U.S. v. Mavrokordatos, s. 90-1217

Decision Date13 May 1991
Docket NumberNos. 90-1217,90-1250,s. 90-1217
Citation933 F.2d 843
PartiesUNITED STATES of America, Plaintiff-Appellant, v. Peter Olympus MAVROKORDATOS, Defendant-Appellee.
CourtU.S. Court of Appeals — Tenth Circuit

John M. Haried, Asst. U.S. Atty. (Michael J. Norton, U.S. Atty., with him on the brief), Denver, Colo., for plaintiff-appellant.

P. Arthur Tague and Robert S. Southern of P. Arthur Tague P.C., Denver, Colo., on the brief, for defendant-appellee.

Before MOORE, SETH and BRORBY, Circuit Judges.

SETH, Circuit Judge.

The government appeals the trial court's pretrial order excluding the testimony of six government witnesses because of violations of the Jencks Act, 18 U.S.C. Sec. 3500, and Fed.R.Crim.P. 16 in relation to the discovery deadline.

On April 18, 1990, Peter Mavrokordatos applied for a passport at the post office in Aurora, Colorado. The postal clerk, Bruce Smith, suspected fraud; therefore, he filled out a postal checklist stating the reasons for his suspicions and forwarded it to Steven Mullen of the United States Passport Office in Seattle, Washington. Mullen, in turn, contacted Special Agent Scott Gallo of the State Department in Denver, Colorado, who ultimately conducted the investigation.

--- --- ---

■ Exercise set ■
1. Name every circuit judge listed on the panel in the Tenth Circuit opinion.
2. In the Tenth Circuit opinion, where did Peter Mavrokordatos apply for his passport?
3. Continue the Tenth Circuit opinion on the passport case from its last sentence.

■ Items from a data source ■

--- --- ---

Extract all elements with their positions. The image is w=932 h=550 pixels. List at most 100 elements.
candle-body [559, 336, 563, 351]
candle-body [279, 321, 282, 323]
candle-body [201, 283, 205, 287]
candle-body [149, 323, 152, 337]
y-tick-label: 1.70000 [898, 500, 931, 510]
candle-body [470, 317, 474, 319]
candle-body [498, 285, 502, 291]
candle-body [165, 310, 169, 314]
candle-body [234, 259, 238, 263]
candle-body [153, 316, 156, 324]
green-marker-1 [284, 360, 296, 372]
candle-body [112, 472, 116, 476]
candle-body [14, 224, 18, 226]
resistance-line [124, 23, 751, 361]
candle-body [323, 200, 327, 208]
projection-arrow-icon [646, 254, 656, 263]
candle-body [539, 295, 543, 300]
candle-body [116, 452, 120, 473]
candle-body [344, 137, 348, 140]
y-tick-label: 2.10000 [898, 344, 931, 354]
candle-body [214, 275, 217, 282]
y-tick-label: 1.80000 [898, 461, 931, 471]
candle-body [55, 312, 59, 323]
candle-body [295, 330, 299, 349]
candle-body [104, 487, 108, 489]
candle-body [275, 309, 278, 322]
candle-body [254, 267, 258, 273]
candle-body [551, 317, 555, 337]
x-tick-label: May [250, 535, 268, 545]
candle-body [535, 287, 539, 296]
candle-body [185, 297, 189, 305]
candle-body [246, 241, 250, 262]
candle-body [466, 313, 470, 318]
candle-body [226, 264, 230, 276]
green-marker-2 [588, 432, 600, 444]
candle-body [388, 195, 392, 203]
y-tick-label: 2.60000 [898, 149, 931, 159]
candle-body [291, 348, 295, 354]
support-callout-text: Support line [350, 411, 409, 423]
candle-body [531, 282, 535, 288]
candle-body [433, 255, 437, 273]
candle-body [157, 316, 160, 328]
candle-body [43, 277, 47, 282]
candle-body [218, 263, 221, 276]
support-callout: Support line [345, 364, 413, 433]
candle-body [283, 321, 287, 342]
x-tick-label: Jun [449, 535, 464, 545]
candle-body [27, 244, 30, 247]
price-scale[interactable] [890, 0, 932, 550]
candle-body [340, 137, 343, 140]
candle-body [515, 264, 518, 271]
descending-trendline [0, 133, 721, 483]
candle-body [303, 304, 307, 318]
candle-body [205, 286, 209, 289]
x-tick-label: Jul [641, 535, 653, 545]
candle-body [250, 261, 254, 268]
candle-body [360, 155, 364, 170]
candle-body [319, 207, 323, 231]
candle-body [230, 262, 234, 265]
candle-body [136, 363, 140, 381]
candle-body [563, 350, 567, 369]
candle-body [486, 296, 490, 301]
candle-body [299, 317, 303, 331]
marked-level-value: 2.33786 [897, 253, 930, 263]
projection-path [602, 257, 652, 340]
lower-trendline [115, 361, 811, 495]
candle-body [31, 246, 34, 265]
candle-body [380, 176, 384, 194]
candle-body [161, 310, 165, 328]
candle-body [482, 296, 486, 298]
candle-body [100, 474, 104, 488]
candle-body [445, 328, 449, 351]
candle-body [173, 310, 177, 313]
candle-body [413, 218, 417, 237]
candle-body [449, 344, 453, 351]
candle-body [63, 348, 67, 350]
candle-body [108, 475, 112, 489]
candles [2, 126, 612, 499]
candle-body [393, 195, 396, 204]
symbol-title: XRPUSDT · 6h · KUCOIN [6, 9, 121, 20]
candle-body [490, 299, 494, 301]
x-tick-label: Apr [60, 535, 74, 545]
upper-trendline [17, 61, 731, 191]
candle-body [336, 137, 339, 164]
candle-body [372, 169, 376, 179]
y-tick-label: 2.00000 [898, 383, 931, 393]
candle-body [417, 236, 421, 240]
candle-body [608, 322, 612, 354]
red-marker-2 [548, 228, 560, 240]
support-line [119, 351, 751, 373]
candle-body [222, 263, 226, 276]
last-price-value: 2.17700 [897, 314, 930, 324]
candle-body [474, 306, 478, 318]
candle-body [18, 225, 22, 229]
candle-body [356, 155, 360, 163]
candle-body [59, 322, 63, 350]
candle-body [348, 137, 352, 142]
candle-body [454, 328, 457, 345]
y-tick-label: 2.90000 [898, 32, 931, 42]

--- --- ---

■ Exercise results ■
1. Moore, Seth, and Brorby

2. At the post office in Aurora, Colorado.

3.
Mavrokordatos was arrested on May 18, 1990. A preliminary hearing was held on May 24, 1990 where Gallo testified in detail about the case. Defense counsel was permitted to cross-examine Gallo but denied the opportunity to inspect the government files. On June 12, 1990, Mavrokordatos was indicted. He was charged with one count of making false statements in a passport application and two counts of using false identification documents to secure the issuance of the passport.

A discovery and bond hearing was held on June 28, 1990. At that hearing, the magistrate ordered and the government agreed to a discovery deadline and Jencks disclosure date of 15 days before trial. Trial was scheduled to commence on July 30 1990. The issues on appeal center on this deadline of July 15.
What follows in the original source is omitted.